— begin Records for the task —

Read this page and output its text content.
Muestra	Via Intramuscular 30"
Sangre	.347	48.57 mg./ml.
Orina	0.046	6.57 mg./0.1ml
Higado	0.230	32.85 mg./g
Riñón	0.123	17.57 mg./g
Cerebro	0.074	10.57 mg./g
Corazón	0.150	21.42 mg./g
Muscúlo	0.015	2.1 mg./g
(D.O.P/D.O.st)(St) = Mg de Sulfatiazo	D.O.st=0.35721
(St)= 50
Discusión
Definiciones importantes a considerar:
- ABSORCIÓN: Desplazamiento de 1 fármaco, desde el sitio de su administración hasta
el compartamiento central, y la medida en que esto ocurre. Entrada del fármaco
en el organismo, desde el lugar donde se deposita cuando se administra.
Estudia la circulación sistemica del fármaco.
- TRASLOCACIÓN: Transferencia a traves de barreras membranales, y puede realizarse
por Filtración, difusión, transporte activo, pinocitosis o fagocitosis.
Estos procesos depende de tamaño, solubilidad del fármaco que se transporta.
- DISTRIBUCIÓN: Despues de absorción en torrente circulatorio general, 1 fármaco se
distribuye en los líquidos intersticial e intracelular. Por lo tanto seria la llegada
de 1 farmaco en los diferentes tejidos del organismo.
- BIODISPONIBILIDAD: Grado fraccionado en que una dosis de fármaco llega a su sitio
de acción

— end Records for the task —

Restate all of the entries exactly, please.

Read this page and output its text content.
Muestra	Via Intramuscular 30"
Sangre	.347	48.57 mg./ml.
Orina	0.046	6.57 mg./0.1ml
Higado	0.230	32.85 mg./g
Riñón	0.123	17.57 mg./g
Cerebro	0.074	10.57 mg./g
Corazón	0.150	21.42 mg./g
Muscúlo	0.015	2.1 mg./g
(D.O.P/D.O.st)(St) = Mg de Sulfatiazo	D.O.st=0.35721
(St)= 50
Discusión
Definiciones importantes a considerar:
- ABSORCIÓN: Desplazamiento de 1 fármaco, desde el sitio de su administración hasta
el compartamiento central, y la medida en que esto ocurre. Entrada del fármaco
en el organismo, desde el lugar donde se deposita cuando se administra.
Estudia la circulación sistemica del fármaco.
- TRASLOCACIÓN: Transferencia a traves de barreras membranales, y puede realizarse
por Filtración, difusión, transporte activo, pinocitosis o fagocitosis.
Estos procesos depende de tamaño, solubilidad del fármaco que se transporta.
- DISTRIBUCIÓN: Despues de absorción en torrente circulatorio general, 1 fármaco se
distribuye en los líquidos intersticial e intracelular. Por lo tanto seria la llegada
de 1 farmaco en los diferentes tejidos del organismo.
- BIODISPONIBILIDAD: Grado fraccionado en que una dosis de fármaco llega a su sitio
de acción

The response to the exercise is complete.